» **Stated task**
Using the data below, gather each line that includes the word "ΔADO".

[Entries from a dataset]
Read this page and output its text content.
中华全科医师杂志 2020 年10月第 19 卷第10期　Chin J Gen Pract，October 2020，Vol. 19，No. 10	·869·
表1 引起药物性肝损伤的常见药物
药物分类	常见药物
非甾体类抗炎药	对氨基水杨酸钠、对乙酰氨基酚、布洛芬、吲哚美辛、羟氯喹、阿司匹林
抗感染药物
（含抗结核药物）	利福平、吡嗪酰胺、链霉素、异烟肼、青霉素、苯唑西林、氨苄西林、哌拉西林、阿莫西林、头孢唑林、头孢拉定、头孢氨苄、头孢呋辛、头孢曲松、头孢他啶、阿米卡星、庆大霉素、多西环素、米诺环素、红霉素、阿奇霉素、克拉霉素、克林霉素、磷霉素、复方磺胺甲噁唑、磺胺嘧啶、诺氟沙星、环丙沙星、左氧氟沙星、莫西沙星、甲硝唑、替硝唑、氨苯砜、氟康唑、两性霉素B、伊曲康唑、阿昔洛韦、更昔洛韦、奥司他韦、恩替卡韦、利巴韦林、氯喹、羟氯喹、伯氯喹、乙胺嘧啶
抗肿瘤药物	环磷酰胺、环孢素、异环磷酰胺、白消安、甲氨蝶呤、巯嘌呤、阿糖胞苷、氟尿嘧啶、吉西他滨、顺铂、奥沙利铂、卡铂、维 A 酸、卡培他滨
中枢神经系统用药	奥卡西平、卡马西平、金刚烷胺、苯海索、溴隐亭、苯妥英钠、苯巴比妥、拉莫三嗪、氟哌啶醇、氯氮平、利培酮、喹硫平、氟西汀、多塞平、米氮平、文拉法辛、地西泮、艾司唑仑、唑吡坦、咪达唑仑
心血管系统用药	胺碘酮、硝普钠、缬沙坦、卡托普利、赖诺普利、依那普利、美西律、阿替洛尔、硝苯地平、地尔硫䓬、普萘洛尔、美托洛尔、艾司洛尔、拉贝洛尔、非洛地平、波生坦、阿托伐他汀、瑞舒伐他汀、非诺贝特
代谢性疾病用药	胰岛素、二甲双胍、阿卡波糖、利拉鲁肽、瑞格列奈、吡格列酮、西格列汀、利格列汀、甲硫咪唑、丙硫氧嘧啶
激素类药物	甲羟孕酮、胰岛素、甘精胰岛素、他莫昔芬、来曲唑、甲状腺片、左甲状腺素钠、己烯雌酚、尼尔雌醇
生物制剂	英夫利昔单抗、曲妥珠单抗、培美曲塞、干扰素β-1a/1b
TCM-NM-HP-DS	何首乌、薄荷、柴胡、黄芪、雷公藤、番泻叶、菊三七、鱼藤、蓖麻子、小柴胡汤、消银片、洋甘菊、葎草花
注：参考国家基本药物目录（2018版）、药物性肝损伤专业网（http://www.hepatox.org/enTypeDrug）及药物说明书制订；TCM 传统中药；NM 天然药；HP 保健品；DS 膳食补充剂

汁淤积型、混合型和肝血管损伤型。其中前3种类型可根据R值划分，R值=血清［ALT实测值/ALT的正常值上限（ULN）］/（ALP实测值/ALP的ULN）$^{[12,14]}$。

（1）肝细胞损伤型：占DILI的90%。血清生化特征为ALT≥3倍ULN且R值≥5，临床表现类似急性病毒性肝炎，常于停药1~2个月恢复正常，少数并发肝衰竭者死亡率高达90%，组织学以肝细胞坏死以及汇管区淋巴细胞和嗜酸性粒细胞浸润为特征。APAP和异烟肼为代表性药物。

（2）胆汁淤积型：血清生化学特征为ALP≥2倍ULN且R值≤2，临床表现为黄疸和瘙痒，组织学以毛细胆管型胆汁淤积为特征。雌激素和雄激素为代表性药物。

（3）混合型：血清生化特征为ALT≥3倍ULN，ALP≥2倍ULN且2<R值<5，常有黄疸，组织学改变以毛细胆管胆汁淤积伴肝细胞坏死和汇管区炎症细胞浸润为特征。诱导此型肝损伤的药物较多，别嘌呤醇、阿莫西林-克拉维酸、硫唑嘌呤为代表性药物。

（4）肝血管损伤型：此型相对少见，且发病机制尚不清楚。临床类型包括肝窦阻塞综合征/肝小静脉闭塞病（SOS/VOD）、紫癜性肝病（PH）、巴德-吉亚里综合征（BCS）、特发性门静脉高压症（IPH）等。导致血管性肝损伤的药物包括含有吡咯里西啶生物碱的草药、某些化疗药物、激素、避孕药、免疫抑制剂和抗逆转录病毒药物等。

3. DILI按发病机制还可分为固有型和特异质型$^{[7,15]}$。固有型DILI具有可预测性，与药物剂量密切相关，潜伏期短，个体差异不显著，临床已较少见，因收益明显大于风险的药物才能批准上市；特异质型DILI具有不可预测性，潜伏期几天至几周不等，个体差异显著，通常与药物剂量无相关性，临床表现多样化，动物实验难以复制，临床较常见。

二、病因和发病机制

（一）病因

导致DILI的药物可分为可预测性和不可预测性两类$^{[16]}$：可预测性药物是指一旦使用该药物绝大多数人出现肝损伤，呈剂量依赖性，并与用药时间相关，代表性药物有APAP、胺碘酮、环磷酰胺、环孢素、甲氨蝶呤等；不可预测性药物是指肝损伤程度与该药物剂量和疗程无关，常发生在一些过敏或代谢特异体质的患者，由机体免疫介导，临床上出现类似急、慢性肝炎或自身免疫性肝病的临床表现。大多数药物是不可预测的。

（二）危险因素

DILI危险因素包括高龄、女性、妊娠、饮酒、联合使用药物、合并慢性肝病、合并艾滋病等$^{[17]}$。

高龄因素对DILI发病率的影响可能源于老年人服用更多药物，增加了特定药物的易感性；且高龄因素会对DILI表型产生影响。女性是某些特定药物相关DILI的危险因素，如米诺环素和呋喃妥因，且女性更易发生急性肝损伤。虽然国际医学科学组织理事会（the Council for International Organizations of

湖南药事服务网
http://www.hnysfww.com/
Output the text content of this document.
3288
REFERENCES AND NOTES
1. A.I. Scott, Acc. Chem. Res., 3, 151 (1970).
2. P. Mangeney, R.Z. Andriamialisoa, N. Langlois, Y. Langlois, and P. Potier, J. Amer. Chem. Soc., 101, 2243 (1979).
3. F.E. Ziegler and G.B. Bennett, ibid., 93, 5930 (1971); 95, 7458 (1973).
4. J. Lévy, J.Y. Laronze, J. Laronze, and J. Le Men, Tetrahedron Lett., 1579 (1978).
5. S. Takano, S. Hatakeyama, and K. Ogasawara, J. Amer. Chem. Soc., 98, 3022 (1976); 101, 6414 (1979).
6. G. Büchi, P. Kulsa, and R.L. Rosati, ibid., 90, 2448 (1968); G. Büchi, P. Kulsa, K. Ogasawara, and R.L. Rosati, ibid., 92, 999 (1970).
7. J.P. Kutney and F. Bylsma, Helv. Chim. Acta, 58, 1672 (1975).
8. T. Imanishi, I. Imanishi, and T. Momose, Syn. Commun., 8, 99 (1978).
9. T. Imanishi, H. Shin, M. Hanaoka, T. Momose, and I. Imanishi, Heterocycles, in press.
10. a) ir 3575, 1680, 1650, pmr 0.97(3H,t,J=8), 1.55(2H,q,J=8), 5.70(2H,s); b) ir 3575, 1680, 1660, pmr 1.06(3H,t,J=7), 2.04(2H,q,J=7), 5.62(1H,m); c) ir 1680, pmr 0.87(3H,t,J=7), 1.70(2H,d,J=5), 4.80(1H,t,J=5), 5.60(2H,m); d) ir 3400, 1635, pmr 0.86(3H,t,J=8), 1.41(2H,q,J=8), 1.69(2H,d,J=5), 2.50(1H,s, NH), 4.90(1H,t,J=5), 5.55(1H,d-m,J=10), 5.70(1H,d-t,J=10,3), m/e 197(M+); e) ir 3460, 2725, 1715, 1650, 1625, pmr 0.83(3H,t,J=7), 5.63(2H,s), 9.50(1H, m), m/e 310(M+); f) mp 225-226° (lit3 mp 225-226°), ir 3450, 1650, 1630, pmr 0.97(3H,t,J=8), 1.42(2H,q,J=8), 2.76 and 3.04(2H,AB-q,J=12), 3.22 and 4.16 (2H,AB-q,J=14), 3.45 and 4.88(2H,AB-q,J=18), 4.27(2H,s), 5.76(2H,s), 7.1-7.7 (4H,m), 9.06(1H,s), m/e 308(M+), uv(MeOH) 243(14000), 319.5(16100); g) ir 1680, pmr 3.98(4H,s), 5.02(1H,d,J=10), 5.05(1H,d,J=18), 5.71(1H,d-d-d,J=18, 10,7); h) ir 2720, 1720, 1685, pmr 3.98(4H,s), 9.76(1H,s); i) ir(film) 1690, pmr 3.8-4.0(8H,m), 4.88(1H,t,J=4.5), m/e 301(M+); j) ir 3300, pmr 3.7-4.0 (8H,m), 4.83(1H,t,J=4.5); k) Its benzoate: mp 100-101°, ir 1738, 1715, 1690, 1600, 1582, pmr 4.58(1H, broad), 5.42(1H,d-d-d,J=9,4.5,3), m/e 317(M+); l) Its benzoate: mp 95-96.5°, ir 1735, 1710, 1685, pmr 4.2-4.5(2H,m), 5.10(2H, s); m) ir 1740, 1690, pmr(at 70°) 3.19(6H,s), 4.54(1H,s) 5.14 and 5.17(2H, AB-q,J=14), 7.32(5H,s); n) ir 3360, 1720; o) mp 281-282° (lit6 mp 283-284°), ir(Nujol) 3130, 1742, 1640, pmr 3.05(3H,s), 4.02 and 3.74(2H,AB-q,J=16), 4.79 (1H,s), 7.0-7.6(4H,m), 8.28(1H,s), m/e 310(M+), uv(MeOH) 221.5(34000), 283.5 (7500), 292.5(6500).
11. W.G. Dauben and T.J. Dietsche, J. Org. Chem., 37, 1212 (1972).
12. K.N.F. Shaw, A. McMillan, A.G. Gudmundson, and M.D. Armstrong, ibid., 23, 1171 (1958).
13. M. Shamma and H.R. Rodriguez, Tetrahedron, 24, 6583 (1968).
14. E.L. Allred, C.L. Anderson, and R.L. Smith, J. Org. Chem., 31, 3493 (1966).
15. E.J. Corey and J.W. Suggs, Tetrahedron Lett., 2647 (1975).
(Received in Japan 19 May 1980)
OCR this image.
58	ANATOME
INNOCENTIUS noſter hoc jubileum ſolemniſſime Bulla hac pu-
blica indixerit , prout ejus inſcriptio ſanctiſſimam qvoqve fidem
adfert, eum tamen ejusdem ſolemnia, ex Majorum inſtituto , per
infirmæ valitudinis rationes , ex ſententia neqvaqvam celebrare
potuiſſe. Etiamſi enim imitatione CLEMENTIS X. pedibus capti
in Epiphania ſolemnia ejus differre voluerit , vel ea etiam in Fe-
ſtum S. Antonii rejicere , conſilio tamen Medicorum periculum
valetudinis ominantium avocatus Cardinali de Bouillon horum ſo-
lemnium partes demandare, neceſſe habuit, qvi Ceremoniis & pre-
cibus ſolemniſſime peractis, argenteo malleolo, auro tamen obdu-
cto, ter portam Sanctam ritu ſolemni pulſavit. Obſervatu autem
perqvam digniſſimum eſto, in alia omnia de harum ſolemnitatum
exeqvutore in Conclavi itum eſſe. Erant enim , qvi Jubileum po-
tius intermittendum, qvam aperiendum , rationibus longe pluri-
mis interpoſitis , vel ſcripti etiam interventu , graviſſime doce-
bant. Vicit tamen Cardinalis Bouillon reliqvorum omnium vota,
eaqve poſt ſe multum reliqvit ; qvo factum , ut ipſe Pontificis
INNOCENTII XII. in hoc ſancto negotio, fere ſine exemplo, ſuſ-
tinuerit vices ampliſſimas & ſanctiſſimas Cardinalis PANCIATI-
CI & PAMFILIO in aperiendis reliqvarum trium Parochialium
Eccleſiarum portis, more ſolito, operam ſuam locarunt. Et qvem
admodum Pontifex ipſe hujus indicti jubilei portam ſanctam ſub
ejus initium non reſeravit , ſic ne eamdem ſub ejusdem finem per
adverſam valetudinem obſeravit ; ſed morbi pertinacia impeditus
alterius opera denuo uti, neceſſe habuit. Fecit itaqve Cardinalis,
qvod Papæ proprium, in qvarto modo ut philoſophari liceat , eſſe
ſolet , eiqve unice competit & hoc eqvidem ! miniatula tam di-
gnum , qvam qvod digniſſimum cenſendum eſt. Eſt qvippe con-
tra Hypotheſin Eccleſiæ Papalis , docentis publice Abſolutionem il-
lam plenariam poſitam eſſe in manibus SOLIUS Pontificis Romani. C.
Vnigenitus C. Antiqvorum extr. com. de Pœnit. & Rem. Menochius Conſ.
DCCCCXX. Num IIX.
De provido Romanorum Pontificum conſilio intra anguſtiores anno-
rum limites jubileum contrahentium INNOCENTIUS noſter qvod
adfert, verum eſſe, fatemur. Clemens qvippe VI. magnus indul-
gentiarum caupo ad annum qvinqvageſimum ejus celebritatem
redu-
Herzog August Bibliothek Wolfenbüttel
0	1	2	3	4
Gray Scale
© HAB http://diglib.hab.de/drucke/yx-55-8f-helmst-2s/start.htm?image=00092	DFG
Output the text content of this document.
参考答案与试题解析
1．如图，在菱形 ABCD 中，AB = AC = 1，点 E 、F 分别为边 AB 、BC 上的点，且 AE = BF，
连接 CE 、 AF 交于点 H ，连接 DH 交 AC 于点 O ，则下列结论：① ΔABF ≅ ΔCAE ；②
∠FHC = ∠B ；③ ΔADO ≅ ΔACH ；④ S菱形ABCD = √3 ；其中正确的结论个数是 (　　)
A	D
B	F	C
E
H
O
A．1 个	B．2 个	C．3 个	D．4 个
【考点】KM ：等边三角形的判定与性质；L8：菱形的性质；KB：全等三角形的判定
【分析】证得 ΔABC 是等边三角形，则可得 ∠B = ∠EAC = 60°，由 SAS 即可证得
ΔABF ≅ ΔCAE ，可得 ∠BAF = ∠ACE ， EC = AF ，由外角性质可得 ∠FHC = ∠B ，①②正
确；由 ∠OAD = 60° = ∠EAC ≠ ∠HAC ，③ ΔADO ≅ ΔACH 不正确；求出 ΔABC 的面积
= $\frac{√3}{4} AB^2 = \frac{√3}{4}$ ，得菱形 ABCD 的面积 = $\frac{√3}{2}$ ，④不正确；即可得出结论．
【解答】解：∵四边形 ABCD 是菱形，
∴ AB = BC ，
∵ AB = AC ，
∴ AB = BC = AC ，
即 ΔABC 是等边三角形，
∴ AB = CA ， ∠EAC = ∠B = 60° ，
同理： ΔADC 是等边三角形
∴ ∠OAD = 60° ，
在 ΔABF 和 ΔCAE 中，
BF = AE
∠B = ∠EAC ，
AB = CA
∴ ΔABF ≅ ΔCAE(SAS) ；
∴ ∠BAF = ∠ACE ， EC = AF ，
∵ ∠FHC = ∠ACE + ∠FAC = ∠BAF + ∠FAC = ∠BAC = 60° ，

» **Problem solution**
∠FHC = ∠B ；③ ΔADO ≅ ΔACH ；④ S菱形ABCD = √3 ；其中正确的结论个数是 (　　)
确；由 ∠OAD = 60° = ∠EAC ≠ ∠HAC ，③ ΔADO ≅ ΔACH 不正确；求出 ΔABC 的面积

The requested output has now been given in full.